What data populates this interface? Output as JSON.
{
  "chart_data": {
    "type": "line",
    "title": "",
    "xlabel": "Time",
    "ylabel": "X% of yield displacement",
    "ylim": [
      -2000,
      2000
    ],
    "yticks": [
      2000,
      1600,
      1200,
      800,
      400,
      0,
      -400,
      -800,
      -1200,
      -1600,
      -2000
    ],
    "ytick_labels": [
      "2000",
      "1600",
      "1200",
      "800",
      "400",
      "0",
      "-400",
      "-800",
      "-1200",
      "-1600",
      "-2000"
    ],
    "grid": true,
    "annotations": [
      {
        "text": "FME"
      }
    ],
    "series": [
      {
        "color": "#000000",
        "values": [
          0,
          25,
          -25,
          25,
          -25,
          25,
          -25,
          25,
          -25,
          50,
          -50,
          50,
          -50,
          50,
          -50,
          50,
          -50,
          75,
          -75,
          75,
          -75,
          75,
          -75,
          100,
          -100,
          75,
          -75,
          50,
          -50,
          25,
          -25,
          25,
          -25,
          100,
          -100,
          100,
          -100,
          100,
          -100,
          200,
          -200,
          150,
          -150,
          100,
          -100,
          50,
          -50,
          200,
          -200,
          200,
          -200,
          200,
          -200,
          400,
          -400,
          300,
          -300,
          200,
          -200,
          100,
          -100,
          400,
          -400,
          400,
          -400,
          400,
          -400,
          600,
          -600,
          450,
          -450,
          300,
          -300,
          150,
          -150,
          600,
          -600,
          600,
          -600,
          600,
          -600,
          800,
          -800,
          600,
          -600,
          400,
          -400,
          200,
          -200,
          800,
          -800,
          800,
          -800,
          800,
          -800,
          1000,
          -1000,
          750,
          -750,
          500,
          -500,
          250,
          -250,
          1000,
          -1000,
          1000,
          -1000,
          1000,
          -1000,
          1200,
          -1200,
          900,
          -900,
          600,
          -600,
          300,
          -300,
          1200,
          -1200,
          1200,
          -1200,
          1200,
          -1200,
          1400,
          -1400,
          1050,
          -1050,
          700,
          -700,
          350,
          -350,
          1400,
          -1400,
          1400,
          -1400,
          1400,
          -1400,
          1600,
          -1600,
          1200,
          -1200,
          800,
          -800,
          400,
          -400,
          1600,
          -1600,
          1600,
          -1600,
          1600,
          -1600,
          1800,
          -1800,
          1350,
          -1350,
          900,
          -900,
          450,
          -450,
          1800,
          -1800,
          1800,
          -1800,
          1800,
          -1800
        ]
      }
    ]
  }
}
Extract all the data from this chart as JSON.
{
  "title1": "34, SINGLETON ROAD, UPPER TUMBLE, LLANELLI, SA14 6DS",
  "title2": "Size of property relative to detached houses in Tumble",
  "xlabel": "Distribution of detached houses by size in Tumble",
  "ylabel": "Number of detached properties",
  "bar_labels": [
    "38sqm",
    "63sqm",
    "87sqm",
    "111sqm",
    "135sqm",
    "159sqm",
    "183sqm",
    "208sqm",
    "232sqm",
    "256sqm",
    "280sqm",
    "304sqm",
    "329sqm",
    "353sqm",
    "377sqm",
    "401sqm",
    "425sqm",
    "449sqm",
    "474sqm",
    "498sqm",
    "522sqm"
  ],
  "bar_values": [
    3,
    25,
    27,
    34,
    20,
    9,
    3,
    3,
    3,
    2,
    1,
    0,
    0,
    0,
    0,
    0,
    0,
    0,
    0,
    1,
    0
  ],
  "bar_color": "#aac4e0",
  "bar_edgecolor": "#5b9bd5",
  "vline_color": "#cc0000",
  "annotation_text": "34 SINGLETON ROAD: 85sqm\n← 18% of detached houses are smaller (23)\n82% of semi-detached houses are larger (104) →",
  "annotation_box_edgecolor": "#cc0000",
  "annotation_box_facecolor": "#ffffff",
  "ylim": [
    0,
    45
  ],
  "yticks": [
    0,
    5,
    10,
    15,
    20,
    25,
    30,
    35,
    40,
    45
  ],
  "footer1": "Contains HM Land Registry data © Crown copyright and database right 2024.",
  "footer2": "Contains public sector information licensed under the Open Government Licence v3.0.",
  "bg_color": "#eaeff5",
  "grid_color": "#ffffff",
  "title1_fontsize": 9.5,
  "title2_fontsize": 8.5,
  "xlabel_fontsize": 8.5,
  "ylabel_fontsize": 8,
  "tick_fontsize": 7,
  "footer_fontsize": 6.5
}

+++++

§ **PROBLEM TO SOLVE**
Copy out the material above in its entirety. Every detail must match.

§ **FULL OUTPUT**
What data populates this interface? Output as JSON.
{
  "chart_data": {
    "type": "line",
    "title": "",
    "xlabel": "Time",
    "ylabel": "X% of yield displacement",
    "ylim": [
      -2000,
      2000
    ],
    "yticks": [
      2000,
      1600,
      1200,
      800,
      400,
      0,
      -400,
      -800,
      -1200,
      -1600,
      -2000
    ],
    "ytick_labels": [
      "2000",
      "1600",
      "1200",
      "800",
      "400",
      "0",
      "-400",
      "-800",
      "-1200",
      "-1600",
      "-2000"
    ],
    "grid": true,
    "annotations": [
      {
        "text": "FME"
      }
    ],
    "series": [
      {
        "color": "#000000",
        "values": [
          0,
          25,
          -25,
          25,
          -25,
          25,
          -25,
          25,
          -25,
          50,
          -50,
          50,
          -50,
          50,
          -50,
          50,
          -50,
          75,
          -75,
          75,
          -75,
          75,
          -75,
          100,
          -100,
          75,
          -75,
          50,
          -50,
          25,
          -25,
          25,
          -25,
          100,
          -100,
          100,
          -100,
          100,
          -100,
          200,
          -200,
          150,
          -150,
          100,
          -100,
          50,
          -50,
          200,
          -200,
          200,
          -200,
          200,
          -200,
          400,
          -400,
          300,
          -300,
          200,
          -200,
          100,
          -100,
          400,
          -400,
          400,
          -400,
          400,
          -400,
          600,
          -600,
          450,
          -450,
          300,
          -300,
          150,
          -150,
          600,
          -600,
          600,
          -600,
          600,
          -600,
          800,
          -800,
          600,
          -600,
          400,
          -400,
          200,
          -200,
          800,
          -800,
          800,
          -800,
          800,
          -800,
          1000,
          -1000,
          750,
          -750,
          500,
          -500,
          250,
          -250,
          1000,
          -1000,
          1000,
          -1000,
          1000,
          -1000,
          1200,
          -1200,
          900,
          -900,
          600,
          -600,
          300,
          -300,
          1200,
          -1200,
          1200,
          -1200,
          1200,
          -1200,
          1400,
          -1400,
          1050,
          -1050,
          700,
          -700,
          350,
          -350,
          1400,
          -1400,
          1400,
          -1400,
          1400,
          -1400,
          1600,
          -1600,
          1200,
          -1200,
          800,
          -800,
          400,
          -400,
          1600,
          -1600,
          1600,
          -1600,
          1600,
          -1600,
          1800,
          -1800,
          1350,
          -1350,
          900,
          -900,
          450,
          -450,
          1800,
          -1800,
          1800,
          -1800,
          1800,
          -1800
        ]
      }
    ]
  }
}
Extract all the data from this chart as JSON.
{
  "title1": "34, SINGLETON ROAD, UPPER TUMBLE, LLANELLI, SA14 6DS",
  "title2": "Size of property relative to detached houses in Tumble",
  "xlabel": "Distribution of detached houses by size in Tumble",
  "ylabel": "Number of detached properties",
  "bar_labels": [
    "38sqm",
    "63sqm",
    "87sqm",
    "111sqm",
    "135sqm",
    "159sqm",
    "183sqm",
    "208sqm",
    "232sqm",
    "256sqm",
    "280sqm",
    "304sqm",
    "329sqm",
    "353sqm",
    "377sqm",
    "401sqm",
    "425sqm",
    "449sqm",
    "474sqm",
    "498sqm",
    "522sqm"
  ],
  "bar_values": [
    3,
    25,
    27,
    34,
    20,
    9,
    3,
    3,
    3,
    2,
    1,
    0,
    0,
    0,
    0,
    0,
    0,
    0,
    0,
    1,
    0
  ],
  "bar_color": "#aac4e0",
  "bar_edgecolor": "#5b9bd5",
  "vline_color": "#cc0000",
  "annotation_text": "34 SINGLETON ROAD: 85sqm\n← 18% of detached houses are smaller (23)\n82% of semi-detached houses are larger (104) →",
  "annotation_box_edgecolor": "#cc0000",
  "annotation_box_facecolor": "#ffffff",
  "ylim": [
    0,
    45
  ],
  "yticks": [
    0,
    5,
    10,
    15,
    20,
    25,
    30,
    35,
    40,
    45
  ],
  "footer1": "Contains HM Land Registry data © Crown copyright and database right 2024.",
  "footer2": "Contains public sector information licensed under the Open Government Licence v3.0.",
  "bg_color": "#eaeff5",
  "grid_color": "#ffffff",
  "title1_fontsize": 9.5,
  "title2_fontsize": 8.5,
  "xlabel_fontsize": 8.5,
  "ylabel_fontsize": 8,
  "tick_fontsize": 7,
  "footer_fontsize": 6.5
}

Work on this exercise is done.